EXTRACTED RECORDS.
** Begin **

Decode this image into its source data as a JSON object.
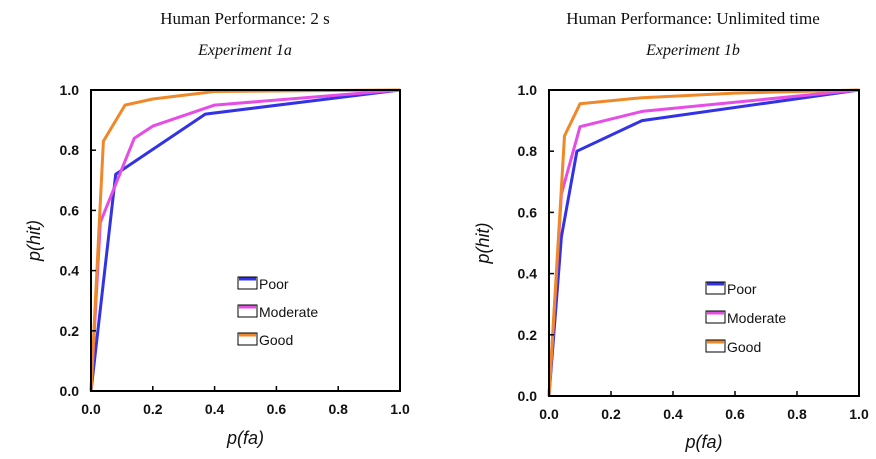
{
  "chart_data": [
    {
      "type": "line",
      "title": "Human Performance: 2 s",
      "subtitle": "Experiment 1a",
      "xlabel": "p(fa)",
      "ylabel": "p(hit)",
      "xlim": [
        0,
        1
      ],
      "ylim": [
        0,
        1
      ],
      "xticks": [
        "0.0",
        "0.2",
        "0.4",
        "0.6",
        "0.8",
        "1.0"
      ],
      "yticks": [
        "0.0",
        "0.2",
        "0.4",
        "0.6",
        "0.8",
        "1.0"
      ],
      "legend_position": "lower-right",
      "series": [
        {
          "name": "Poor",
          "color": "#3333e6",
          "x": [
            0,
            0.08,
            0.37,
            1.0
          ],
          "y": [
            0,
            0.72,
            0.92,
            1.0
          ]
        },
        {
          "name": "Moderate",
          "color": "#e64de6",
          "x": [
            0,
            0.03,
            0.14,
            0.2,
            0.4,
            1.0
          ],
          "y": [
            0,
            0.56,
            0.84,
            0.88,
            0.95,
            1.0
          ]
        },
        {
          "name": "Good",
          "color": "#f0882a",
          "x": [
            0,
            0.02,
            0.04,
            0.11,
            0.2,
            0.4,
            1.0
          ],
          "y": [
            0,
            0.42,
            0.83,
            0.95,
            0.97,
            0.995,
            1.0
          ]
        }
      ]
    },
    {
      "type": "line",
      "title": "Human Performance: Unlimited time",
      "subtitle": "Experiment 1b",
      "xlabel": "p(fa)",
      "ylabel": "p(hit)",
      "xlim": [
        0,
        1
      ],
      "ylim": [
        0,
        1
      ],
      "xticks": [
        "0.0",
        "0.2",
        "0.4",
        "0.6",
        "0.8",
        "1.0"
      ],
      "yticks": [
        "0.0",
        "0.2",
        "0.4",
        "0.6",
        "0.8",
        "1.0"
      ],
      "legend_position": "lower-right",
      "series": [
        {
          "name": "Poor",
          "color": "#3333e6",
          "x": [
            0,
            0.04,
            0.09,
            0.3,
            1.0
          ],
          "y": [
            0,
            0.52,
            0.8,
            0.9,
            1.0
          ]
        },
        {
          "name": "Moderate",
          "color": "#e64de6",
          "x": [
            0,
            0.04,
            0.1,
            0.3,
            1.0
          ],
          "y": [
            0,
            0.66,
            0.88,
            0.93,
            1.0
          ]
        },
        {
          "name": "Good",
          "color": "#f0882a",
          "x": [
            0,
            0.05,
            0.1,
            0.3,
            0.6,
            1.0
          ],
          "y": [
            0,
            0.85,
            0.955,
            0.975,
            0.99,
            1.0
          ]
        }
      ]
    }
  ]
}
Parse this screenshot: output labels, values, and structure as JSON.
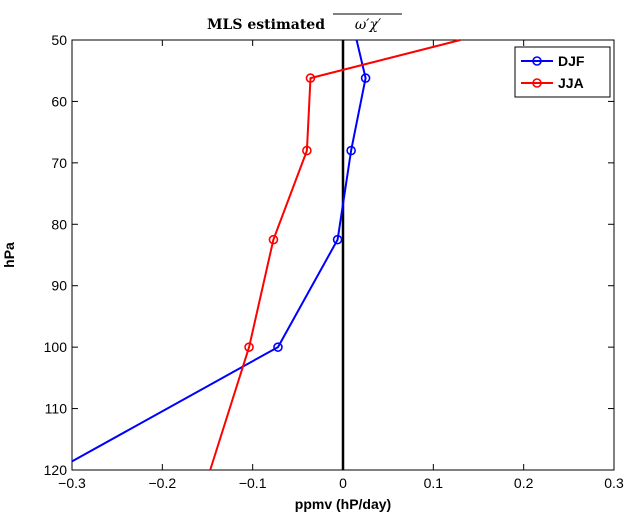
{
  "chart_data": {
    "type": "line",
    "title_text": "MLS estimated",
    "title_math": "ω′χ′",
    "xlabel": "ppmv (hP/day)",
    "ylabel": "hPa",
    "xlim": [
      -0.3,
      0.3
    ],
    "ylim": [
      50,
      120
    ],
    "y_inverted": true,
    "xticks": [
      -0.3,
      -0.2,
      -0.1,
      0,
      0.1,
      0.2,
      0.3
    ],
    "xtick_labels": [
      "−0.3",
      "−0.2",
      "−0.1",
      "0",
      "0.1",
      "0.2",
      "0.3"
    ],
    "yticks": [
      50,
      60,
      70,
      80,
      90,
      100,
      110,
      120
    ],
    "ytick_labels": [
      "50",
      "60",
      "70",
      "80",
      "90",
      "100",
      "110",
      "120"
    ],
    "grid": false,
    "legend_position": "top-right",
    "zero_line": true,
    "series": [
      {
        "name": "DJF",
        "color": "#0000ff",
        "line": [
          [
            0.015,
            50
          ],
          [
            0.025,
            56.2
          ],
          [
            0.009,
            68
          ],
          [
            -0.006,
            82.5
          ],
          [
            -0.072,
            100
          ],
          [
            -0.3,
            118.6
          ]
        ],
        "markers": [
          [
            0.025,
            56.2
          ],
          [
            0.009,
            68
          ],
          [
            -0.006,
            82.5
          ],
          [
            -0.072,
            100
          ]
        ]
      },
      {
        "name": "JJA",
        "color": "#ff0000",
        "line": [
          [
            0.13,
            50
          ],
          [
            -0.036,
            56.2
          ],
          [
            -0.04,
            68
          ],
          [
            -0.077,
            82.5
          ],
          [
            -0.104,
            100
          ],
          [
            -0.147,
            120
          ]
        ],
        "markers": [
          [
            -0.036,
            56.2
          ],
          [
            -0.04,
            68
          ],
          [
            -0.077,
            82.5
          ],
          [
            -0.104,
            100
          ]
        ]
      }
    ]
  }
}
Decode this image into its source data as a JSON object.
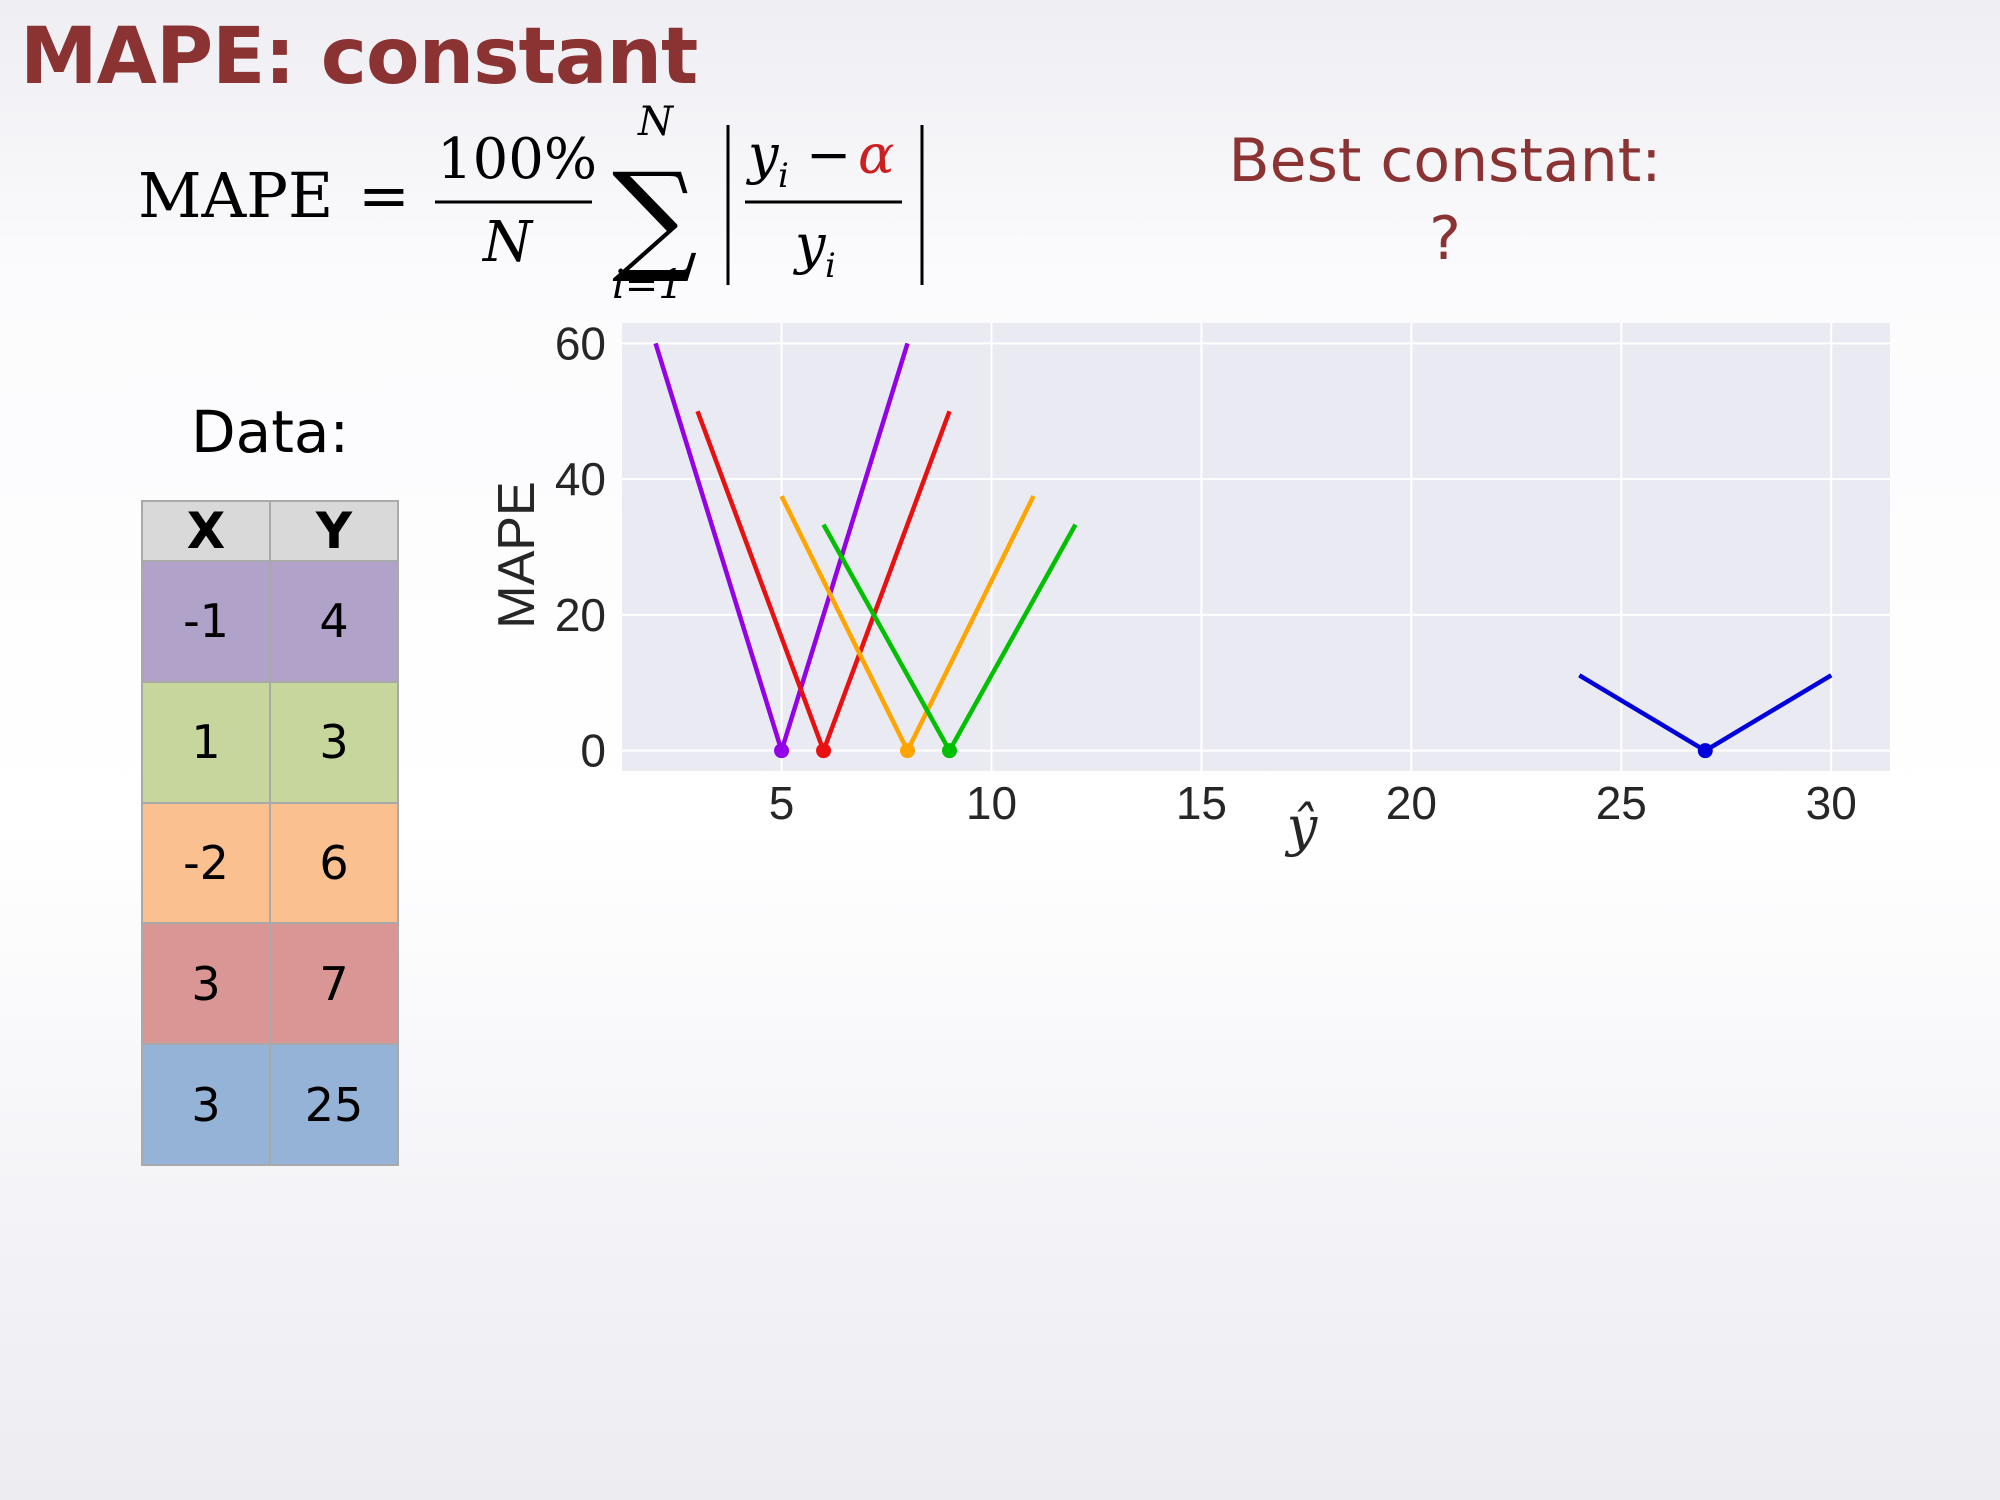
{
  "slide": {
    "title": "MAPE: constant",
    "best_constant_label": "Best constant:",
    "best_constant_value": "?",
    "data_label": "Data:",
    "colors": {
      "title": "#8b3232",
      "alpha": "#cc1f1f"
    }
  },
  "formula": {
    "lhs": "MAPE",
    "equals": "=",
    "numerator": "100%",
    "denominator": "N",
    "sum_symbol": "∑",
    "sum_upper": "N",
    "sum_lower": "i=1",
    "frac_num_left": "y",
    "frac_num_sub": "i",
    "minus": "−",
    "alpha": "α",
    "frac_den": "y",
    "frac_den_sub": "i"
  },
  "table": {
    "headers": [
      "X",
      "Y"
    ],
    "rows": [
      {
        "x": "-1",
        "y": "4",
        "color": "#b0a2c8"
      },
      {
        "x": "1",
        "y": "3",
        "color": "#c6d69c"
      },
      {
        "x": "-2",
        "y": "6",
        "color": "#fac090"
      },
      {
        "x": "3",
        "y": "7",
        "color": "#da9694"
      },
      {
        "x": "3",
        "y": "25",
        "color": "#95b3d7"
      }
    ]
  },
  "chart_data": {
    "type": "line",
    "xlabel": "ŷ",
    "ylabel": "MAPE",
    "xlim": [
      1.2,
      31.4
    ],
    "ylim": [
      -3,
      63
    ],
    "xticks": [
      5,
      10,
      15,
      20,
      25,
      30
    ],
    "yticks": [
      0,
      20,
      40,
      60
    ],
    "grid": true,
    "background": "#eaeaf2",
    "series": [
      {
        "color": "#9400e8",
        "x": [
          2,
          5,
          8
        ],
        "y": [
          60,
          0,
          60
        ]
      },
      {
        "color": "#e81010",
        "x": [
          3,
          6,
          9
        ],
        "y": [
          50,
          0,
          50
        ]
      },
      {
        "color": "#ffa500",
        "x": [
          5,
          8,
          11
        ],
        "y": [
          37.5,
          0,
          37.5
        ]
      },
      {
        "color": "#00c000",
        "x": [
          6,
          9,
          12
        ],
        "y": [
          33.3,
          0,
          33.3
        ]
      },
      {
        "color": "#0000dd",
        "x": [
          24,
          27,
          30
        ],
        "y": [
          11.1,
          0,
          11.1
        ]
      }
    ]
  }
}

** End **

TASK DIRECTIONS.
Retype the data above exactly; pictures are not part of the copy.

WORKED ANSWER.
Decode this image into its source data as a JSON object.
{
  "chart_data": [
    {
      "type": "line",
      "title": "Human Performance: 2 s",
      "subtitle": "Experiment 1a",
      "xlabel": "p(fa)",
      "ylabel": "p(hit)",
      "xlim": [
        0,
        1
      ],
      "ylim": [
        0,
        1
      ],
      "xticks": [
        "0.0",
        "0.2",
        "0.4",
        "0.6",
        "0.8",
        "1.0"
      ],
      "yticks": [
        "0.0",
        "0.2",
        "0.4",
        "0.6",
        "0.8",
        "1.0"
      ],
      "legend_position": "lower-right",
      "series": [
        {
          "name": "Poor",
          "color": "#3333e6",
          "x": [
            0,
            0.08,
            0.37,
            1.0
          ],
          "y": [
            0,
            0.72,
            0.92,
            1.0
          ]
        },
        {
          "name": "Moderate",
          "color": "#e64de6",
          "x": [
            0,
            0.03,
            0.14,
            0.2,
            0.4,
            1.0
          ],
          "y": [
            0,
            0.56,
            0.84,
            0.88,
            0.95,
            1.0
          ]
        },
        {
          "name": "Good",
          "color": "#f0882a",
          "x": [
            0,
            0.02,
            0.04,
            0.11,
            0.2,
            0.4,
            1.0
          ],
          "y": [
            0,
            0.42,
            0.83,
            0.95,
            0.97,
            0.995,
            1.0
          ]
        }
      ]
    },
    {
      "type": "line",
      "title": "Human Performance: Unlimited time",
      "subtitle": "Experiment 1b",
      "xlabel": "p(fa)",
      "ylabel": "p(hit)",
      "xlim": [
        0,
        1
      ],
      "ylim": [
        0,
        1
      ],
      "xticks": [
        "0.0",
        "0.2",
        "0.4",
        "0.6",
        "0.8",
        "1.0"
      ],
      "yticks": [
        "0.0",
        "0.2",
        "0.4",
        "0.6",
        "0.8",
        "1.0"
      ],
      "legend_position": "lower-right",
      "series": [
        {
          "name": "Poor",
          "color": "#3333e6",
          "x": [
            0,
            0.04,
            0.09,
            0.3,
            1.0
          ],
          "y": [
            0,
            0.52,
            0.8,
            0.9,
            1.0
          ]
        },
        {
          "name": "Moderate",
          "color": "#e64de6",
          "x": [
            0,
            0.04,
            0.1,
            0.3,
            1.0
          ],
          "y": [
            0,
            0.66,
            0.88,
            0.93,
            1.0
          ]
        },
        {
          "name": "Good",
          "color": "#f0882a",
          "x": [
            0,
            0.05,
            0.1,
            0.3,
            0.6,
            1.0
          ],
          "y": [
            0,
            0.85,
            0.955,
            0.975,
            0.99,
            1.0
          ]
        }
      ]
    }
  ]
}
Parse this screenshot: output labels, values, and structure as JSON.
{
  "chart_data": {
    "type": "line",
    "title_text": "MLS estimated",
    "title_math": "ω′χ′",
    "xlabel": "ppmv (hP/day)",
    "ylabel": "hPa",
    "xlim": [
      -0.3,
      0.3
    ],
    "ylim": [
      50,
      120
    ],
    "y_inverted": true,
    "xticks": [
      -0.3,
      -0.2,
      -0.1,
      0,
      0.1,
      0.2,
      0.3
    ],
    "xtick_labels": [
      "−0.3",
      "−0.2",
      "−0.1",
      "0",
      "0.1",
      "0.2",
      "0.3"
    ],
    "yticks": [
      50,
      60,
      70,
      80,
      90,
      100,
      110,
      120
    ],
    "ytick_labels": [
      "50",
      "60",
      "70",
      "80",
      "90",
      "100",
      "110",
      "120"
    ],
    "grid": false,
    "legend_position": "top-right",
    "zero_line": true,
    "series": [
      {
        "name": "DJF",
        "color": "#0000ff",
        "line": [
          [
            0.015,
            50
          ],
          [
            0.025,
            56.2
          ],
          [
            0.009,
            68
          ],
          [
            -0.006,
            82.5
          ],
          [
            -0.072,
            100
          ],
          [
            -0.3,
            118.6
          ]
        ],
        "markers": [
          [
            0.025,
            56.2
          ],
          [
            0.009,
            68
          ],
          [
            -0.006,
            82.5
          ],
          [
            -0.072,
            100
          ]
        ]
      },
      {
        "name": "JJA",
        "color": "#ff0000",
        "line": [
          [
            0.13,
            50
          ],
          [
            -0.036,
            56.2
          ],
          [
            -0.04,
            68
          ],
          [
            -0.077,
            82.5
          ],
          [
            -0.104,
            100
          ],
          [
            -0.147,
            120
          ]
        ],
        "markers": [
          [
            -0.036,
            56.2
          ],
          [
            -0.04,
            68
          ],
          [
            -0.077,
            82.5
          ],
          [
            -0.104,
            100
          ]
        ]
      }
    ]
  }
}
Decode this image into its source data as a JSON object.
{
  "slide": {
    "title": "MAPE: constant",
    "best_constant_label": "Best constant:",
    "best_constant_value": "?",
    "data_label": "Data:",
    "colors": {
      "title": "#8b3232",
      "alpha": "#cc1f1f"
    }
  },
  "formula": {
    "lhs": "MAPE",
    "equals": "=",
    "numerator": "100%",
    "denominator": "N",
    "sum_symbol": "∑",
    "sum_upper": "N",
    "sum_lower": "i=1",
    "frac_num_left": "y",
    "frac_num_sub": "i",
    "minus": "−",
    "alpha": "α",
    "frac_den": "y",
    "frac_den_sub": "i"
  },
  "table": {
    "headers": [
      "X",
      "Y"
    ],
    "rows": [
      {
        "x": "-1",
        "y": "4",
        "color": "#b0a2c8"
      },
      {
        "x": "1",
        "y": "3",
        "color": "#c6d69c"
      },
      {
        "x": "-2",
        "y": "6",
        "color": "#fac090"
      },
      {
        "x": "3",
        "y": "7",
        "color": "#da9694"
      },
      {
        "x": "3",
        "y": "25",
        "color": "#95b3d7"
      }
    ]
  },
  "chart_data": {
    "type": "line",
    "xlabel": "ŷ",
    "ylabel": "MAPE",
    "xlim": [
      1.2,
      31.4
    ],
    "ylim": [
      -3,
      63
    ],
    "xticks": [
      5,
      10,
      15,
      20,
      25,
      30
    ],
    "yticks": [
      0,
      20,
      40,
      60
    ],
    "grid": true,
    "background": "#eaeaf2",
    "series": [
      {
        "color": "#9400e8",
        "x": [
          2,
          5,
          8
        ],
        "y": [
          60,
          0,
          60
        ]
      },
      {
        "color": "#e81010",
        "x": [
          3,
          6,
          9
        ],
        "y": [
          50,
          0,
          50
        ]
      },
      {
        "color": "#ffa500",
        "x": [
          5,
          8,
          11
        ],
        "y": [
          37.5,
          0,
          37.5
        ]
      },
      {
        "color": "#00c000",
        "x": [
          6,
          9,
          12
        ],
        "y": [
          33.3,
          0,
          33.3
        ]
      },
      {
        "color": "#0000dd",
        "x": [
          24,
          27,
          30
        ],
        "y": [
          11.1,
          0,
          11.1
        ]
      }
    ]
  }
}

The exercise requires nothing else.